• _DIRECTIONS FOR THIS TASK_: Transcribe the material word for word, but without the images.

[Dataset listings of figures]
______

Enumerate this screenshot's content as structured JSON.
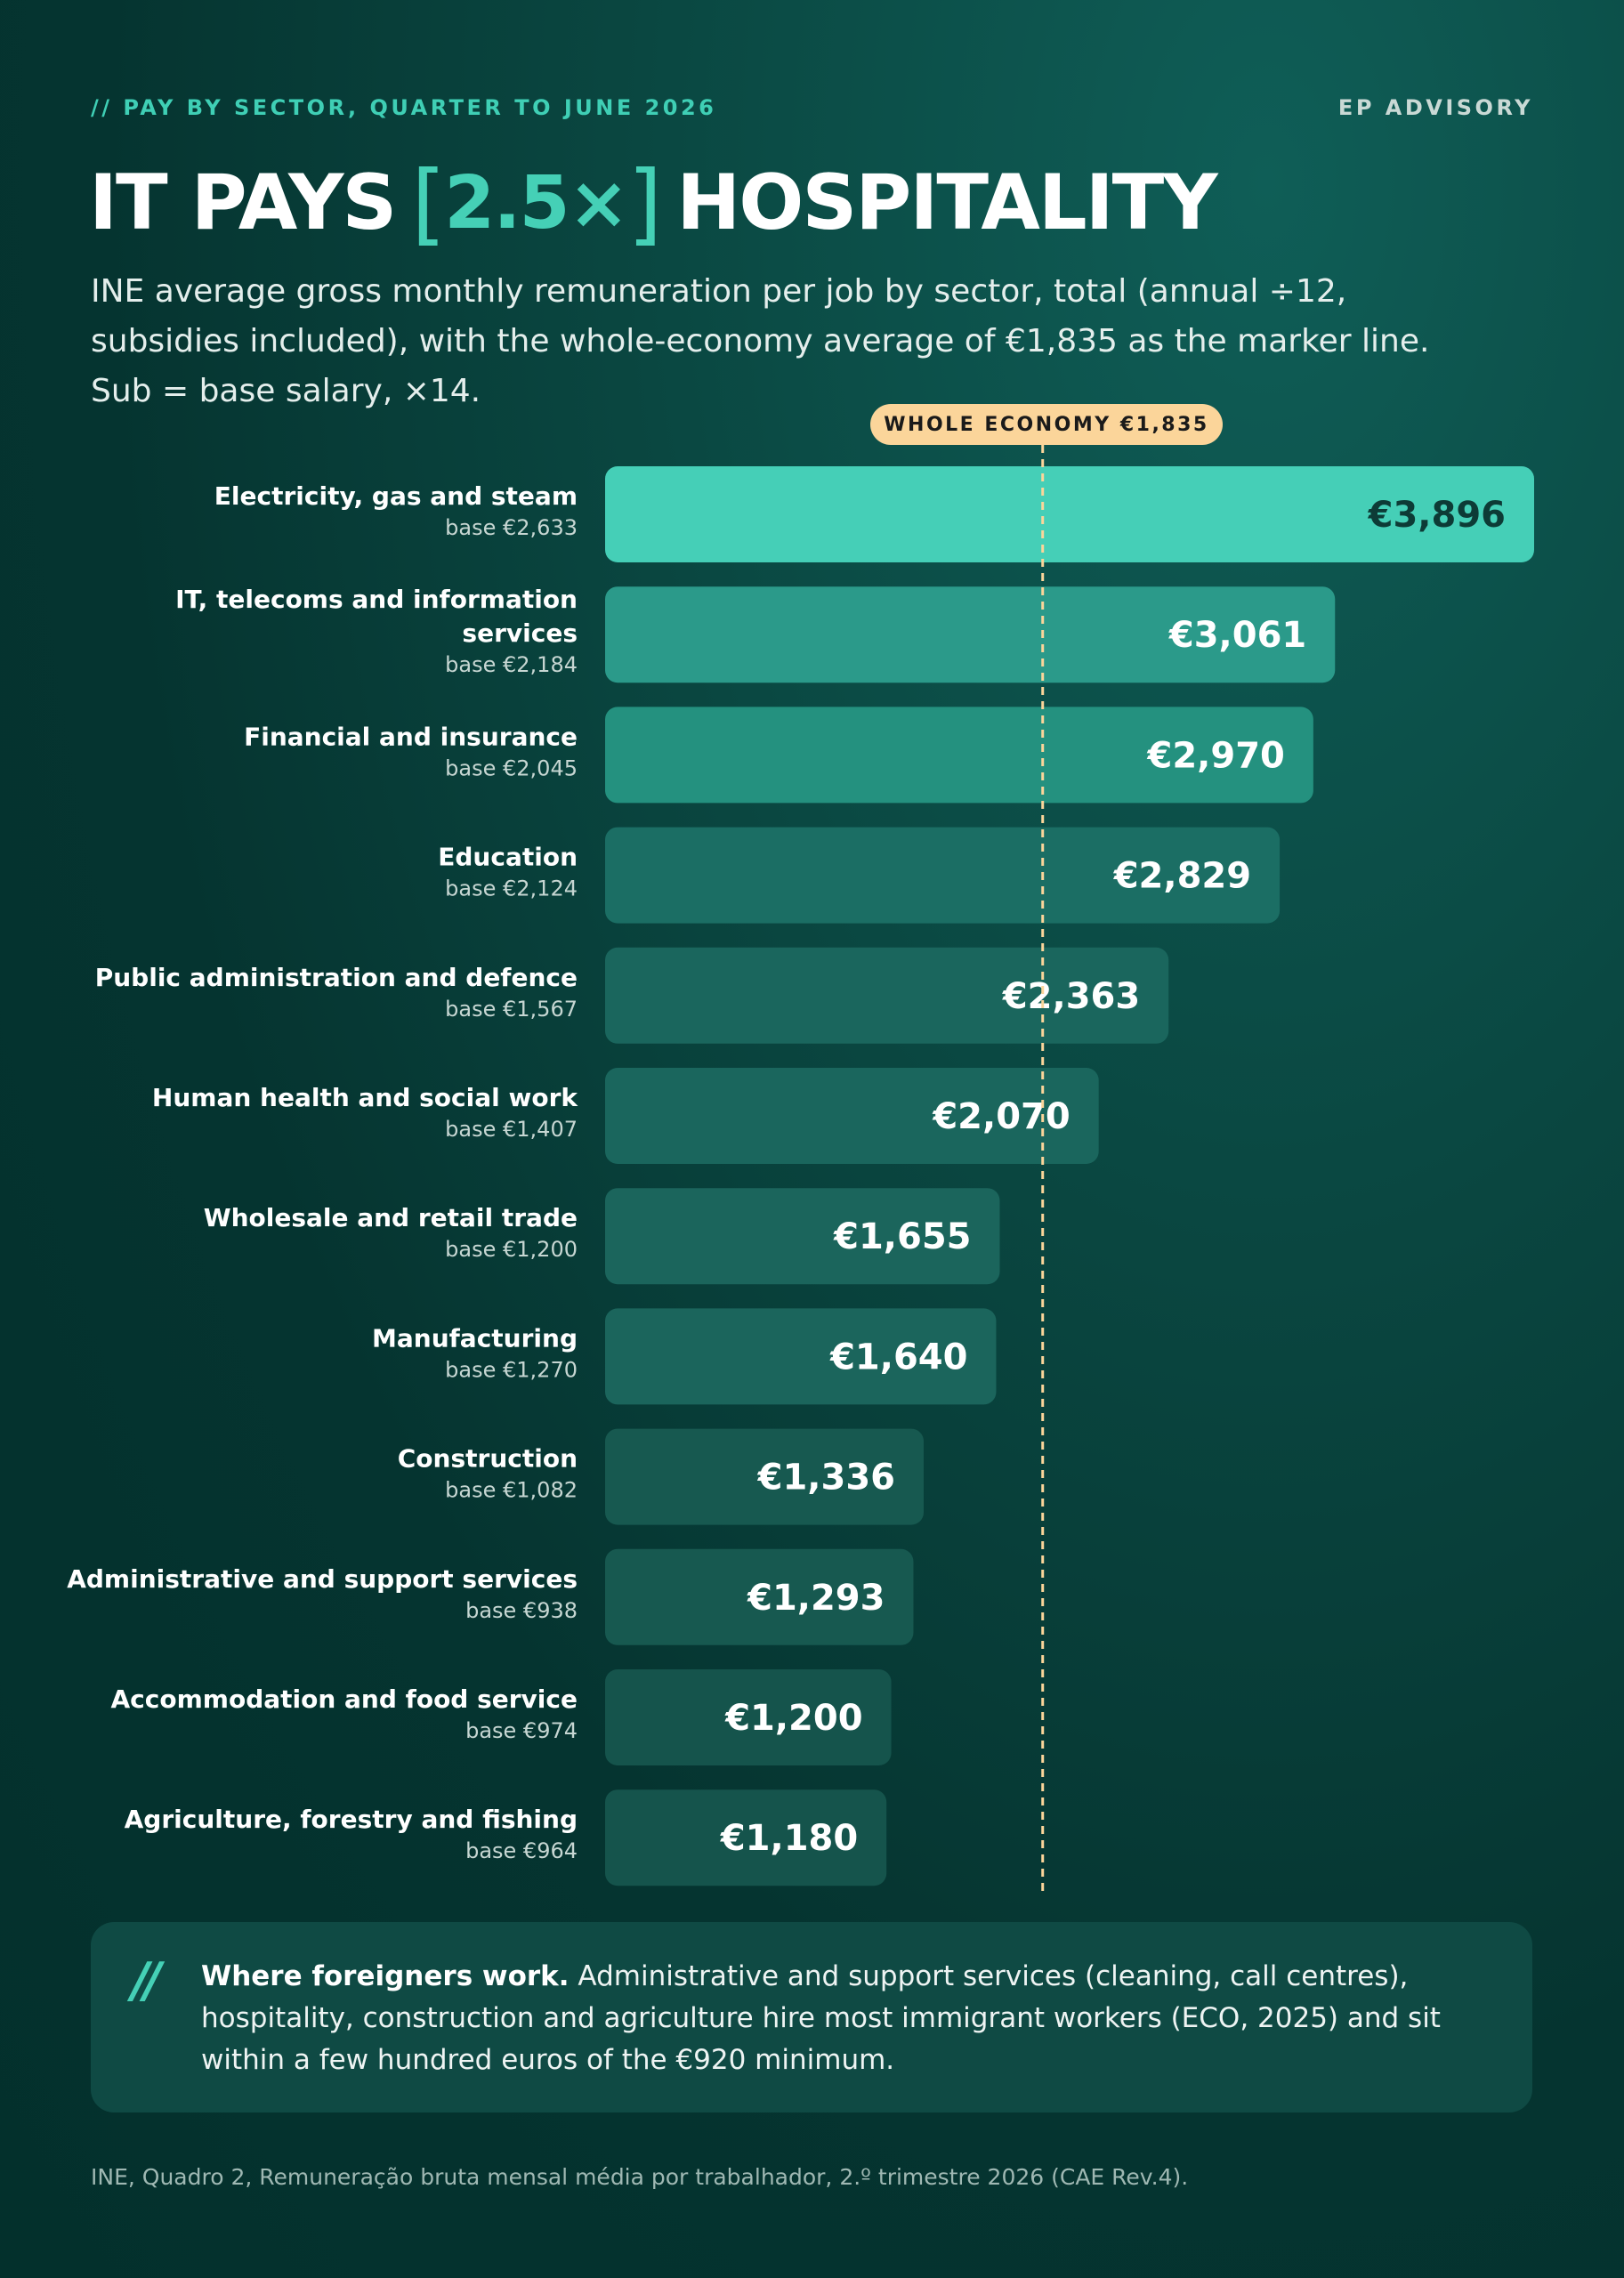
{
  "header": {
    "kicker": "// PAY BY SECTOR, QUARTER TO JUNE 2026",
    "brand": "EP ADVISORY"
  },
  "headline": {
    "before": "IT PAYS",
    "bracket_open": "[",
    "highlight": "2.5×",
    "bracket_close": "]",
    "after": "HOSPITALITY"
  },
  "subtitle": {
    "line1": "INE average gross monthly remuneration per job by sector, total (annual ÷12,",
    "line2": "subsidies included), with the whole-economy average of €1,835 as the marker line.",
    "line3": "Sub = base salary, ×14."
  },
  "chart_data": {
    "type": "bar",
    "orientation": "horizontal",
    "categories": [
      "Electricity, gas and steam",
      "IT, telecoms and information services",
      "Financial and insurance",
      "Education",
      "Public administration and defence",
      "Human health and social work",
      "Wholesale and retail trade",
      "Manufacturing",
      "Construction",
      "Administrative and support services",
      "Accommodation and food service",
      "Agriculture, forestry and fishing"
    ],
    "label_lines": [
      [
        "Electricity, gas and steam"
      ],
      [
        "IT, telecoms and information",
        "services"
      ],
      [
        "Financial and insurance"
      ],
      [
        "Education"
      ],
      [
        "Public administration and defence"
      ],
      [
        "Human health and social work"
      ],
      [
        "Wholesale and retail trade"
      ],
      [
        "Manufacturing"
      ],
      [
        "Construction"
      ],
      [
        "Administrative and support services"
      ],
      [
        "Accommodation and food service"
      ],
      [
        "Agriculture, forestry and fishing"
      ]
    ],
    "base_labels": [
      "base €2,633",
      "base €2,184",
      "base €2,045",
      "base €2,124",
      "base €1,567",
      "base €1,407",
      "base €1,200",
      "base €1,270",
      "base €1,082",
      "base €938",
      "base €974",
      "base €964"
    ],
    "values": [
      3896,
      3061,
      2970,
      2829,
      2363,
      2070,
      1655,
      1640,
      1336,
      1293,
      1200,
      1180
    ],
    "value_labels": [
      "€3,896",
      "€3,061",
      "€2,970",
      "€2,829",
      "€2,363",
      "€2,070",
      "€1,655",
      "€1,640",
      "€1,336",
      "€1,293",
      "€1,200",
      "€1,180"
    ],
    "base_values": [
      2633,
      2184,
      2045,
      2124,
      1567,
      1407,
      1200,
      1270,
      1082,
      938,
      974,
      964
    ],
    "reference": {
      "value": 1835,
      "label": "WHOLE ECONOMY €1,835"
    },
    "unit": "€ per month"
  },
  "colors": {
    "bar_highlight": "#45cfb7",
    "bar_shades": [
      "#45cfb7",
      "#2b9a8a",
      "#24917f",
      "#1b6e64",
      "#1a665d",
      "#1a665d",
      "#1b655c",
      "#1b655c",
      "#175950",
      "#175950",
      "#15544c",
      "#15544c"
    ],
    "value_dark": "#0d3b36",
    "value_light": "#ffffff",
    "reference_line": "#fbd59a"
  },
  "note": {
    "mark": "//",
    "lead": "Where foreigners work.",
    "body": " Administrative and support services (cleaning, call centres), hospitality, construction and agriculture hire most immigrant workers (ECO, 2025) and sit within a few hundred euros of the €920 minimum."
  },
  "source": "INE, Quadro 2, Remuneração bruta mensal média por trabalhador, 2.º trimestre 2026 (CAE Rev.4)."
}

______

• _TASK RESPONSE_:
Enumerate this screenshot's content as structured JSON.
{
  "header": {
    "kicker": "// PAY BY SECTOR, QUARTER TO JUNE 2026",
    "brand": "EP ADVISORY"
  },
  "headline": {
    "before": "IT PAYS",
    "bracket_open": "[",
    "highlight": "2.5×",
    "bracket_close": "]",
    "after": "HOSPITALITY"
  },
  "subtitle": {
    "line1": "INE average gross monthly remuneration per job by sector, total (annual ÷12,",
    "line2": "subsidies included), with the whole-economy average of €1,835 as the marker line.",
    "line3": "Sub = base salary, ×14."
  },
  "chart_data": {
    "type": "bar",
    "orientation": "horizontal",
    "categories": [
      "Electricity, gas and steam",
      "IT, telecoms and information services",
      "Financial and insurance",
      "Education",
      "Public administration and defence",
      "Human health and social work",
      "Wholesale and retail trade",
      "Manufacturing",
      "Construction",
      "Administrative and support services",
      "Accommodation and food service",
      "Agriculture, forestry and fishing"
    ],
    "label_lines": [
      [
        "Electricity, gas and steam"
      ],
      [
        "IT, telecoms and information",
        "services"
      ],
      [
        "Financial and insurance"
      ],
      [
        "Education"
      ],
      [
        "Public administration and defence"
      ],
      [
        "Human health and social work"
      ],
      [
        "Wholesale and retail trade"
      ],
      [
        "Manufacturing"
      ],
      [
        "Construction"
      ],
      [
        "Administrative and support services"
      ],
      [
        "Accommodation and food service"
      ],
      [
        "Agriculture, forestry and fishing"
      ]
    ],
    "base_labels": [
      "base €2,633",
      "base €2,184",
      "base €2,045",
      "base €2,124",
      "base €1,567",
      "base €1,407",
      "base €1,200",
      "base €1,270",
      "base €1,082",
      "base €938",
      "base €974",
      "base €964"
    ],
    "values": [
      3896,
      3061,
      2970,
      2829,
      2363,
      2070,
      1655,
      1640,
      1336,
      1293,
      1200,
      1180
    ],
    "value_labels": [
      "€3,896",
      "€3,061",
      "€2,970",
      "€2,829",
      "€2,363",
      "€2,070",
      "€1,655",
      "€1,640",
      "€1,336",
      "€1,293",
      "€1,200",
      "€1,180"
    ],
    "base_values": [
      2633,
      2184,
      2045,
      2124,
      1567,
      1407,
      1200,
      1270,
      1082,
      938,
      974,
      964
    ],
    "reference": {
      "value": 1835,
      "label": "WHOLE ECONOMY €1,835"
    },
    "unit": "€ per month"
  },
  "colors": {
    "bar_highlight": "#45cfb7",
    "bar_shades": [
      "#45cfb7",
      "#2b9a8a",
      "#24917f",
      "#1b6e64",
      "#1a665d",
      "#1a665d",
      "#1b655c",
      "#1b655c",
      "#175950",
      "#175950",
      "#15544c",
      "#15544c"
    ],
    "value_dark": "#0d3b36",
    "value_light": "#ffffff",
    "reference_line": "#fbd59a"
  },
  "note": {
    "mark": "//",
    "lead": "Where foreigners work.",
    "body": " Administrative and support services (cleaning, call centres), hospitality, construction and agriculture hire most immigrant workers (ECO, 2025) and sit within a few hundred euros of the €920 minimum."
  },
  "source": "INE, Quadro 2, Remuneração bruta mensal média por trabalhador, 2.º trimestre 2026 (CAE Rev.4)."
}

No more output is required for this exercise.